◆ **PROBLEM**: Each line of the material below should be reproduced exactly.

— start RECORDS TO USE —

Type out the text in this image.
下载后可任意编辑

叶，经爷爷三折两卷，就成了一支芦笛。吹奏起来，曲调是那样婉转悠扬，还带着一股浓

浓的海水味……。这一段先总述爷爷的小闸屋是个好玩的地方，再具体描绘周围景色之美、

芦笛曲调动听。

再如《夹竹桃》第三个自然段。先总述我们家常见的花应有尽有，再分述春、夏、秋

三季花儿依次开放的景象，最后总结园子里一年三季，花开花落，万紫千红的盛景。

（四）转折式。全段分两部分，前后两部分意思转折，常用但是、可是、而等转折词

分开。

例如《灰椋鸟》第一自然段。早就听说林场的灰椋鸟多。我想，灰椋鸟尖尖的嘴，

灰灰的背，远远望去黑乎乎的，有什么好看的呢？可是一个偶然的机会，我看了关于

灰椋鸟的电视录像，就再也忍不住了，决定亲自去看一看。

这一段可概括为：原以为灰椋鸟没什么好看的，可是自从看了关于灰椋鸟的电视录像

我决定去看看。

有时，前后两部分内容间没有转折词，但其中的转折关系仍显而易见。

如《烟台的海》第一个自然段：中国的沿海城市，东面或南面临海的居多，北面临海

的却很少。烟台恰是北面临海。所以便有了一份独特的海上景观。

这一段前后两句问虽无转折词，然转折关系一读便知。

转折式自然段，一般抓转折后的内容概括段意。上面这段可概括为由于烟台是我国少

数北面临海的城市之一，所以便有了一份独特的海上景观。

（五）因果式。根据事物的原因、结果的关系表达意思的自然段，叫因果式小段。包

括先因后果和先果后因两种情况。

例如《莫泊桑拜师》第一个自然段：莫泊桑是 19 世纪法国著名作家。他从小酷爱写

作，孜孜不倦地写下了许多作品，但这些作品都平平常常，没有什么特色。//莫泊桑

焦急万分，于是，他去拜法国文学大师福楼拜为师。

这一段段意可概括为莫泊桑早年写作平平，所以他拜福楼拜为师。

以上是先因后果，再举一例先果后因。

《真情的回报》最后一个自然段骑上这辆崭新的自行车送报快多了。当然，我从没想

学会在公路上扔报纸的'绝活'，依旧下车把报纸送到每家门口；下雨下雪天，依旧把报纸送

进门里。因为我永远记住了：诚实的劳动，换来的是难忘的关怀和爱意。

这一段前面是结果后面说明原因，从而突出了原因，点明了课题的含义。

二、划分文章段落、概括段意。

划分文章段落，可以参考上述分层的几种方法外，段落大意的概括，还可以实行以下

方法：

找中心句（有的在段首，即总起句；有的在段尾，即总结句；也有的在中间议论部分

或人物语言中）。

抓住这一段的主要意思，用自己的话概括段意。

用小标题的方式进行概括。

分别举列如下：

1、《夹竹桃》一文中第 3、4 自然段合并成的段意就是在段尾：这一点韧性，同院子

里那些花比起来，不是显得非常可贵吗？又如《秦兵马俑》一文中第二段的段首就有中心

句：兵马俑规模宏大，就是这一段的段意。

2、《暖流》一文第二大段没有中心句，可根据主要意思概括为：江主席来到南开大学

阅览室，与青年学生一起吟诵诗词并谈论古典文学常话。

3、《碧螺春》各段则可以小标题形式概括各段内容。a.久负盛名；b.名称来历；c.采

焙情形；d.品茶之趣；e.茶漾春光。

— end RECORDS TO USE —

◆ **TASK ANSWER**:
Type out the text in this image.
下载后可任意编辑

叶，经爷爷三折两卷，就成了一支芦笛。吹奏起来，曲调是那样婉转悠扬，还带着一股浓

浓的海水味……。这一段先总述爷爷的小闸屋是个好玩的地方，再具体描绘周围景色之美、

芦笛曲调动听。

再如《夹竹桃》第三个自然段。先总述我们家常见的花应有尽有，再分述春、夏、秋

三季花儿依次开放的景象，最后总结园子里一年三季，花开花落，万紫千红的盛景。

（四）转折式。全段分两部分，前后两部分意思转折，常用但是、可是、而等转折词

分开。

例如《灰椋鸟》第一自然段。早就听说林场的灰椋鸟多。我想，灰椋鸟尖尖的嘴，

灰灰的背，远远望去黑乎乎的，有什么好看的呢？可是一个偶然的机会，我看了关于

灰椋鸟的电视录像，就再也忍不住了，决定亲自去看一看。

这一段可概括为：原以为灰椋鸟没什么好看的，可是自从看了关于灰椋鸟的电视录像

我决定去看看。

有时，前后两部分内容间没有转折词，但其中的转折关系仍显而易见。

如《烟台的海》第一个自然段：中国的沿海城市，东面或南面临海的居多，北面临海

的却很少。烟台恰是北面临海。所以便有了一份独特的海上景观。

这一段前后两句问虽无转折词，然转折关系一读便知。

转折式自然段，一般抓转折后的内容概括段意。上面这段可概括为由于烟台是我国少

数北面临海的城市之一，所以便有了一份独特的海上景观。

（五）因果式。根据事物的原因、结果的关系表达意思的自然段，叫因果式小段。包

括先因后果和先果后因两种情况。

例如《莫泊桑拜师》第一个自然段：莫泊桑是 19 世纪法国著名作家。他从小酷爱写

作，孜孜不倦地写下了许多作品，但这些作品都平平常常，没有什么特色。//莫泊桑

焦急万分，于是，他去拜法国文学大师福楼拜为师。

这一段段意可概括为莫泊桑早年写作平平，所以他拜福楼拜为师。

以上是先因后果，再举一例先果后因。

《真情的回报》最后一个自然段骑上这辆崭新的自行车送报快多了。当然，我从没想

学会在公路上扔报纸的'绝活'，依旧下车把报纸送到每家门口；下雨下雪天，依旧把报纸送

进门里。因为我永远记住了：诚实的劳动，换来的是难忘的关怀和爱意。

这一段前面是结果后面说明原因，从而突出了原因，点明了课题的含义。

二、划分文章段落、概括段意。

划分文章段落，可以参考上述分层的几种方法外，段落大意的概括，还可以实行以下

方法：

找中心句（有的在段首，即总起句；有的在段尾，即总结句；也有的在中间议论部分

或人物语言中）。

抓住这一段的主要意思，用自己的话概括段意。

用小标题的方式进行概括。

分别举列如下：

1、《夹竹桃》一文中第 3、4 自然段合并成的段意就是在段尾：这一点韧性，同院子

里那些花比起来，不是显得非常可贵吗？又如《秦兵马俑》一文中第二段的段首就有中心

句：兵马俑规模宏大，就是这一段的段意。

2、《暖流》一文第二大段没有中心句，可根据主要意思概括为：江主席来到南开大学

阅览室，与青年学生一起吟诵诗词并谈论古典文学常话。

3、《碧螺春》各段则可以小标题形式概括各段内容。a.久负盛名；b.名称来历；c.采

焙情形；d.品茶之趣；e.茶漾春光。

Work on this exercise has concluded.